Data records:
▬▬▬▬▬▬▬▬▬▬

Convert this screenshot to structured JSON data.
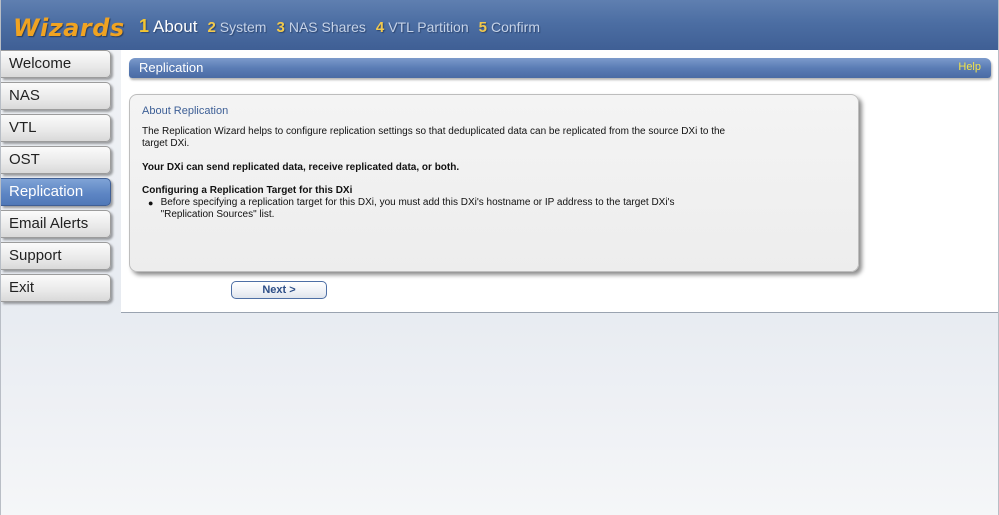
{
  "header": {
    "brand": "Wizards",
    "steps": [
      {
        "num": "1",
        "label": "About",
        "active": true
      },
      {
        "num": "2",
        "label": "System"
      },
      {
        "num": "3",
        "label": "NAS Shares"
      },
      {
        "num": "4",
        "label": "VTL Partition"
      },
      {
        "num": "5",
        "label": "Confirm"
      }
    ]
  },
  "sidebar": {
    "items": [
      {
        "label": "Welcome"
      },
      {
        "label": "NAS"
      },
      {
        "label": "VTL"
      },
      {
        "label": "OST"
      },
      {
        "label": "Replication",
        "active": true
      },
      {
        "label": "Email Alerts"
      },
      {
        "label": "Support"
      },
      {
        "label": "Exit"
      }
    ]
  },
  "main": {
    "title": "Replication",
    "help": "Help",
    "panel": {
      "heading": "About Replication",
      "intro": "The Replication Wizard helps to configure replication settings so that deduplicated data can be replicated from the source DXi to the target DXi.",
      "bold_text": "Your DXi can send replicated data, receive replicated data, or both.",
      "subheading": "Configuring a Replication Target for this DXi",
      "bullet": "Before specifying a replication target for this DXi, you must add this DXi's hostname or IP address to the target DXi's \"Replication Sources\" list."
    },
    "next_label": "Next >"
  },
  "colors": {
    "header_blue": "#4c6ea3",
    "brand_orange": "#f0a322",
    "active_nav": "#5e86c4",
    "help_yellow": "#f3e44a"
  }
}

▬▬▬▬▬▬▬▬▬▬

### Task to carry out:
Repeat the records above verbatim, with no pictures in the result.

### Output for this task:
Convert this screenshot to structured JSON data.
{
  "header": {
    "brand": "Wizards",
    "steps": [
      {
        "num": "1",
        "label": "About",
        "active": true
      },
      {
        "num": "2",
        "label": "System"
      },
      {
        "num": "3",
        "label": "NAS Shares"
      },
      {
        "num": "4",
        "label": "VTL Partition"
      },
      {
        "num": "5",
        "label": "Confirm"
      }
    ]
  },
  "sidebar": {
    "items": [
      {
        "label": "Welcome"
      },
      {
        "label": "NAS"
      },
      {
        "label": "VTL"
      },
      {
        "label": "OST"
      },
      {
        "label": "Replication",
        "active": true
      },
      {
        "label": "Email Alerts"
      },
      {
        "label": "Support"
      },
      {
        "label": "Exit"
      }
    ]
  },
  "main": {
    "title": "Replication",
    "help": "Help",
    "panel": {
      "heading": "About Replication",
      "intro": "The Replication Wizard helps to configure replication settings so that deduplicated data can be replicated from the source DXi to the target DXi.",
      "bold_text": "Your DXi can send replicated data, receive replicated data, or both.",
      "subheading": "Configuring a Replication Target for this DXi",
      "bullet": "Before specifying a replication target for this DXi, you must add this DXi's hostname or IP address to the target DXi's \"Replication Sources\" list."
    },
    "next_label": "Next >"
  },
  "colors": {
    "header_blue": "#4c6ea3",
    "brand_orange": "#f0a322",
    "active_nav": "#5e86c4",
    "help_yellow": "#f3e44a"
  }
}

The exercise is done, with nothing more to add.